» To do
Starting at the line that holds "Extract the chart's", restate every line word for word up to and including the last one in the listing below, and omit all pictures.

[Records from a collection]
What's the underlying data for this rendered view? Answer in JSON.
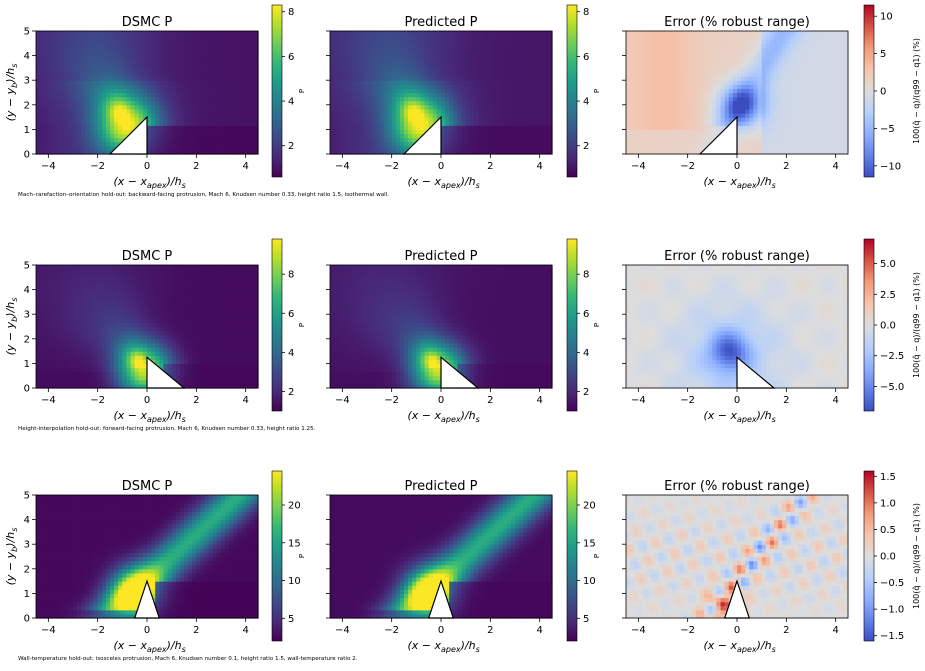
{
  "chart_data": [
    {
      "type": "heatmap",
      "row": 0,
      "caption": "Mach–rarefaction–orientation hold-out: backward-facing protrusion, Mach 6, Knudsen number 0.33, height ratio 1.5, isothermal wall.",
      "body": {
        "kind": "triangle",
        "points": [
          [
            -1.5,
            0
          ],
          [
            0,
            1.5
          ],
          [
            0,
            0
          ]
        ]
      },
      "xlabel": "(x − x_apex)/h_s",
      "ylabel": "(y − y_b)/h_s",
      "xlim": [
        -4.5,
        4.5
      ],
      "ylim": [
        0,
        5
      ],
      "xticks": [
        "−4",
        "−2",
        "0",
        "2",
        "4"
      ],
      "yticks": [
        "0",
        "1",
        "2",
        "3",
        "4",
        "5"
      ],
      "panels": [
        {
          "title": "DSMC P",
          "field": "pressure",
          "colormap": "viridis",
          "clim": [
            0.6,
            8.3
          ],
          "cbar_ticks": [
            "2",
            "4",
            "6",
            "8"
          ],
          "cbar_label": "P"
        },
        {
          "title": "Predicted P",
          "field": "pressure",
          "colormap": "viridis",
          "clim": [
            0.6,
            8.3
          ],
          "cbar_ticks": [
            "2",
            "4",
            "6",
            "8"
          ],
          "cbar_label": "P"
        },
        {
          "title": "Error (% robust range)",
          "field": "error",
          "colormap": "coolwarm",
          "clim": [
            -11.5,
            11.5
          ],
          "cbar_ticks": [
            "−10",
            "−5",
            "0",
            "5",
            "10"
          ],
          "cbar_label": "100(q̂ − q)/(q99 − q1) (%)"
        }
      ]
    },
    {
      "type": "heatmap",
      "row": 1,
      "caption": "Height-interpolation hold-out: forward-facing protrusion, Mach 6, Knudsen number 0.33, height ratio 1.25.",
      "body": {
        "kind": "triangle",
        "points": [
          [
            0,
            1.25
          ],
          [
            1.5,
            0
          ],
          [
            0,
            0
          ]
        ]
      },
      "xlabel": "(x − x_apex)/h_s",
      "ylabel": "(y − y_b)/h_s",
      "xlim": [
        -4.5,
        4.5
      ],
      "ylim": [
        0,
        5
      ],
      "xticks": [
        "−4",
        "−2",
        "0",
        "2",
        "4"
      ],
      "yticks": [
        "0",
        "1",
        "2",
        "3",
        "4",
        "5"
      ],
      "panels": [
        {
          "title": "DSMC P",
          "field": "pressure",
          "colormap": "viridis",
          "clim": [
            1.0,
            9.8
          ],
          "cbar_ticks": [
            "2",
            "4",
            "6",
            "8"
          ],
          "cbar_label": "P"
        },
        {
          "title": "Predicted P",
          "field": "pressure",
          "colormap": "viridis",
          "clim": [
            1.0,
            9.8
          ],
          "cbar_ticks": [
            "2",
            "4",
            "6",
            "8"
          ],
          "cbar_label": "P"
        },
        {
          "title": "Error (% robust range)",
          "field": "error",
          "colormap": "coolwarm",
          "clim": [
            -7.0,
            7.0
          ],
          "cbar_ticks": [
            "−5.0",
            "−2.5",
            "0.0",
            "2.5",
            "5.0"
          ],
          "cbar_label": "100(q̂ − q)/(q99 − q1) (%)"
        }
      ]
    },
    {
      "type": "heatmap",
      "row": 2,
      "caption": "Wall-temperature hold-out: isosceles protrusion, Mach 6, Knudsen number 0.1, height ratio 1.5, wall-temperature ratio 2.",
      "body": {
        "kind": "triangle",
        "points": [
          [
            -0.5,
            0
          ],
          [
            0,
            1.5
          ],
          [
            0.5,
            0
          ]
        ]
      },
      "xlabel": "(x − x_apex)/h_s",
      "ylabel": "(y − y_b)/h_s",
      "xlim": [
        -4.5,
        4.5
      ],
      "ylim": [
        0,
        5
      ],
      "xticks": [
        "−4",
        "−2",
        "0",
        "2",
        "4"
      ],
      "yticks": [
        "0",
        "1",
        "2",
        "3",
        "4",
        "5"
      ],
      "panels": [
        {
          "title": "DSMC P",
          "field": "pressure",
          "colormap": "viridis",
          "clim": [
            2.0,
            24.5
          ],
          "cbar_ticks": [
            "5",
            "10",
            "15",
            "20"
          ],
          "cbar_label": "P"
        },
        {
          "title": "Predicted P",
          "field": "pressure",
          "colormap": "viridis",
          "clim": [
            2.0,
            24.5
          ],
          "cbar_ticks": [
            "5",
            "10",
            "15",
            "20"
          ],
          "cbar_label": "P"
        },
        {
          "title": "Error (% robust range)",
          "field": "error",
          "colormap": "coolwarm",
          "clim": [
            -1.6,
            1.6
          ],
          "cbar_ticks": [
            "−1.5",
            "−1.0",
            "−0.5",
            "0.0",
            "0.5",
            "1.0",
            "1.5"
          ],
          "cbar_label": "100(q̂ − q)/(q99 − q1) (%)"
        }
      ]
    }
  ]
}
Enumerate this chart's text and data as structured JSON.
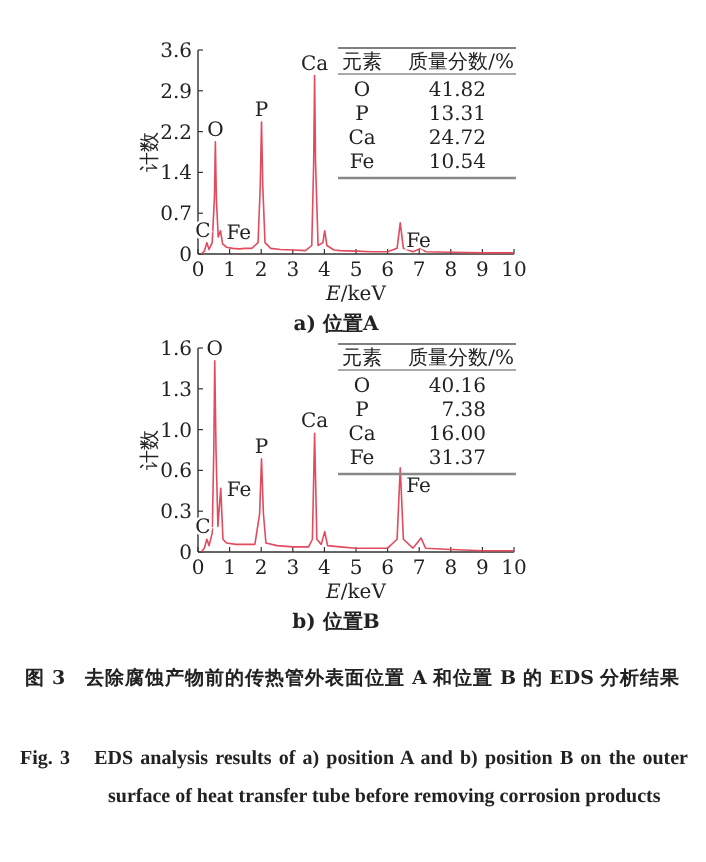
{
  "chart_data": [
    {
      "type": "line",
      "title": "a) 位置A",
      "xlabel": "*E*/keV",
      "ylabel": "计数",
      "color": "#e24a5e",
      "xlim": [
        0,
        10
      ],
      "ylim": [
        0,
        3.6
      ],
      "xticks": [
        0,
        1,
        2,
        3,
        4,
        5,
        6,
        7,
        8,
        9,
        10
      ],
      "yticks": [
        0,
        {
          "value": 0.72,
          "label": "0.7"
        },
        {
          "value": 1.44,
          "label": "1.4"
        },
        {
          "value": 2.16,
          "label": "2.2"
        },
        {
          "value": 2.88,
          "label": "2.9"
        },
        3.6
      ],
      "x": [
        0.1,
        0.2,
        0.28,
        0.35,
        0.45,
        0.52,
        0.55,
        0.58,
        0.64,
        0.71,
        0.78,
        0.9,
        1.1,
        1.3,
        1.5,
        1.7,
        1.9,
        1.97,
        2.01,
        2.05,
        2.12,
        2.3,
        2.6,
        3.0,
        3.4,
        3.6,
        3.66,
        3.69,
        3.72,
        3.8,
        3.95,
        4.01,
        4.08,
        4.3,
        4.5,
        5.0,
        5.5,
        6.0,
        6.3,
        6.4,
        6.5,
        6.8,
        7.06,
        7.2,
        8.0,
        9.0,
        10.0
      ],
      "values": [
        0.0,
        0.05,
        0.2,
        0.08,
        0.2,
        1.0,
        1.98,
        1.0,
        0.3,
        0.41,
        0.18,
        0.12,
        0.1,
        0.09,
        0.1,
        0.1,
        0.2,
        1.2,
        2.33,
        1.2,
        0.2,
        0.1,
        0.08,
        0.07,
        0.06,
        0.15,
        1.6,
        3.15,
        1.6,
        0.15,
        0.2,
        0.41,
        0.15,
        0.07,
        0.06,
        0.05,
        0.04,
        0.04,
        0.1,
        0.55,
        0.1,
        0.04,
        0.1,
        0.04,
        0.03,
        0.02,
        0.02
      ],
      "annotations": [
        {
          "text": "C",
          "x": 0.28,
          "y": 0.2
        },
        {
          "text": "O",
          "x": 0.55,
          "y": 1.98
        },
        {
          "text": "Fe",
          "x": 0.71,
          "y": 0.41
        },
        {
          "text": "P",
          "x": 2.01,
          "y": 2.33
        },
        {
          "text": "Ca",
          "x": 3.69,
          "y": 3.15
        },
        {
          "text": "Fe",
          "x": 6.4,
          "y": 0.55
        },
        "元素",
        "质量分数/%",
        "O",
        "41.82",
        "P",
        "13.31",
        "Ca",
        "24.72",
        "Fe",
        "10.54"
      ]
    },
    {
      "type": "line",
      "title": "b) 位置B",
      "xlabel": "*E*/keV",
      "ylabel": "计数",
      "color": "#e24a5e",
      "xlim": [
        0,
        10
      ],
      "ylim": [
        0,
        1.6
      ],
      "xticks": [
        0,
        1,
        2,
        3,
        4,
        5,
        6,
        7,
        8,
        9,
        10
      ],
      "yticks": [
        0,
        {
          "value": 0.32,
          "label": "0.3"
        },
        {
          "value": 0.64,
          "label": "0.6"
        },
        {
          "value": 0.96,
          "label": "1.0"
        },
        {
          "value": 1.28,
          "label": "1.3"
        },
        1.6
      ],
      "x": [
        0.1,
        0.2,
        0.28,
        0.35,
        0.45,
        0.5,
        0.53,
        0.57,
        0.63,
        0.72,
        0.79,
        0.9,
        1.2,
        1.5,
        1.8,
        1.95,
        2.01,
        2.07,
        2.15,
        2.5,
        3.0,
        3.5,
        3.62,
        3.69,
        3.76,
        3.9,
        4.01,
        4.1,
        4.5,
        5.0,
        5.5,
        6.0,
        6.3,
        6.4,
        6.5,
        6.8,
        7.06,
        7.2,
        8.0,
        9.0,
        10.0
      ],
      "values": [
        0.0,
        0.03,
        0.1,
        0.05,
        0.15,
        0.8,
        1.5,
        0.8,
        0.2,
        0.5,
        0.1,
        0.07,
        0.06,
        0.06,
        0.06,
        0.3,
        0.73,
        0.3,
        0.07,
        0.05,
        0.04,
        0.04,
        0.1,
        0.93,
        0.1,
        0.06,
        0.16,
        0.05,
        0.04,
        0.03,
        0.03,
        0.03,
        0.1,
        0.66,
        0.1,
        0.03,
        0.11,
        0.03,
        0.02,
        0.01,
        0.01
      ],
      "annotations": [
        {
          "text": "C",
          "x": 0.28,
          "y": 0.1
        },
        {
          "text": "O",
          "x": 0.53,
          "y": 1.5
        },
        {
          "text": "Fe",
          "x": 0.72,
          "y": 0.5
        },
        {
          "text": "P",
          "x": 2.01,
          "y": 0.73
        },
        {
          "text": "Ca",
          "x": 3.69,
          "y": 0.93
        },
        {
          "text": "Fe",
          "x": 6.4,
          "y": 0.66
        },
        "元素",
        "质量分数/%",
        "O",
        "40.16",
        "P",
        "7.38",
        "Ca",
        "16.00",
        "Fe",
        "31.37",
        "图 3　去除腐蚀产物前的传热管外表面位置 A 和位置 B 的 EDS 分析结果",
        "Fig. 3　EDS analysis results of a) position A and b) position B on the outer surface of heat transfer tube before removing corrosion products"
      ]
    }
  ]
}
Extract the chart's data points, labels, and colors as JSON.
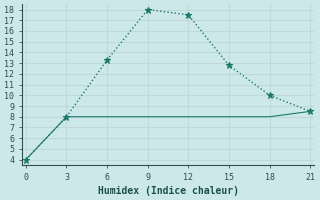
{
  "line1_x": [
    0,
    3,
    6,
    9,
    12,
    15,
    18,
    21
  ],
  "line1_y": [
    4,
    8,
    13.3,
    18,
    17.5,
    12.8,
    10,
    8.5
  ],
  "line2_x": [
    0,
    3,
    9,
    12,
    18,
    21
  ],
  "line2_y": [
    4,
    8,
    8,
    8,
    8,
    8.5
  ],
  "line_color": "#1a7a6e",
  "bg_color": "#cce8e8",
  "grid_color": "#b8d8d8",
  "xlabel": "Humidex (Indice chaleur)",
  "xlim": [
    -0.3,
    21.3
  ],
  "ylim": [
    3.5,
    18.5
  ],
  "xticks": [
    0,
    3,
    6,
    9,
    12,
    15,
    18,
    21
  ],
  "yticks": [
    4,
    5,
    6,
    7,
    8,
    9,
    10,
    11,
    12,
    13,
    14,
    15,
    16,
    17,
    18
  ]
}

» Correct output
Extract the chart's data points, labels, and colors as JSON.
{
  "line1_x": [
    0,
    3,
    6,
    9,
    12,
    15,
    18,
    21
  ],
  "line1_y": [
    4,
    8,
    13.3,
    18,
    17.5,
    12.8,
    10,
    8.5
  ],
  "line2_x": [
    0,
    3,
    9,
    12,
    18,
    21
  ],
  "line2_y": [
    4,
    8,
    8,
    8,
    8,
    8.5
  ],
  "line_color": "#1a7a6e",
  "bg_color": "#cce8e8",
  "grid_color": "#b8d8d8",
  "xlabel": "Humidex (Indice chaleur)",
  "xlim": [
    -0.3,
    21.3
  ],
  "ylim": [
    3.5,
    18.5
  ],
  "xticks": [
    0,
    3,
    6,
    9,
    12,
    15,
    18,
    21
  ],
  "yticks": [
    4,
    5,
    6,
    7,
    8,
    9,
    10,
    11,
    12,
    13,
    14,
    15,
    16,
    17,
    18
  ]
}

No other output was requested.